→ Records supplied
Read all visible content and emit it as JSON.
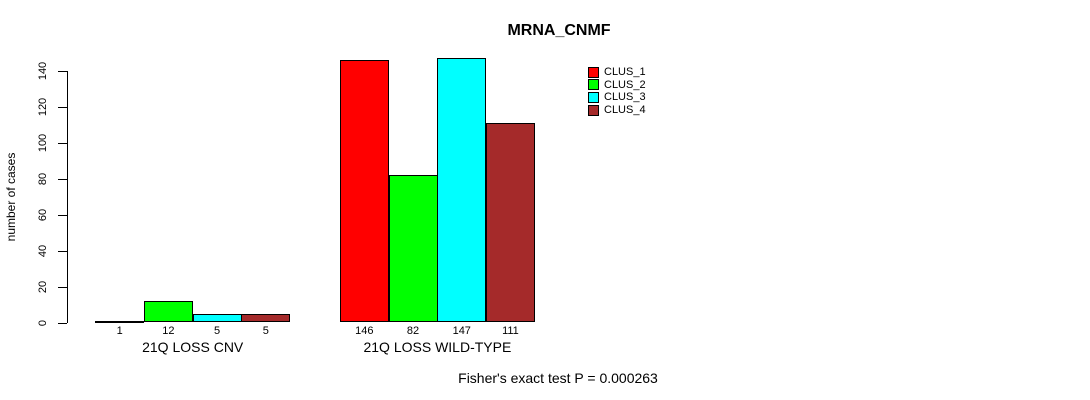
{
  "chart_data": {
    "type": "bar",
    "title": "MRNA_CNMF",
    "ylabel": "number of cases",
    "ylim": [
      0,
      140
    ],
    "yticks": [
      0,
      20,
      40,
      60,
      80,
      100,
      120,
      140
    ],
    "grid": false,
    "legend_position": "right-outside",
    "categories": [
      "21Q LOSS CNV",
      "21Q LOSS WILD-TYPE"
    ],
    "series": [
      {
        "name": "CLUS_1",
        "color": "#ff0000",
        "values": [
          1,
          146
        ]
      },
      {
        "name": "CLUS_2",
        "color": "#00ff00",
        "values": [
          12,
          82
        ]
      },
      {
        "name": "CLUS_3",
        "color": "#00ffff",
        "values": [
          5,
          147
        ]
      },
      {
        "name": "CLUS_4",
        "color": "#a52a2a",
        "values": [
          5,
          111
        ]
      }
    ],
    "bar_value_labels": [
      [
        "1",
        "12",
        "5",
        "5"
      ],
      [
        "146",
        "82",
        "147",
        "111"
      ]
    ],
    "annotation": "Fisher's exact test P = 0.000263"
  }
}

→ Work instruction
Every entry above needs to be retyped exactly; drop the pictures.

→ Written response
Read all visible content and emit it as JSON.
{
  "chart_data": {
    "type": "bar",
    "title": "MRNA_CNMF",
    "ylabel": "number of cases",
    "ylim": [
      0,
      140
    ],
    "yticks": [
      0,
      20,
      40,
      60,
      80,
      100,
      120,
      140
    ],
    "grid": false,
    "legend_position": "right-outside",
    "categories": [
      "21Q LOSS CNV",
      "21Q LOSS WILD-TYPE"
    ],
    "series": [
      {
        "name": "CLUS_1",
        "color": "#ff0000",
        "values": [
          1,
          146
        ]
      },
      {
        "name": "CLUS_2",
        "color": "#00ff00",
        "values": [
          12,
          82
        ]
      },
      {
        "name": "CLUS_3",
        "color": "#00ffff",
        "values": [
          5,
          147
        ]
      },
      {
        "name": "CLUS_4",
        "color": "#a52a2a",
        "values": [
          5,
          111
        ]
      }
    ],
    "bar_value_labels": [
      [
        "1",
        "12",
        "5",
        "5"
      ],
      [
        "146",
        "82",
        "147",
        "111"
      ]
    ],
    "annotation": "Fisher's exact test P = 0.000263"
  }
}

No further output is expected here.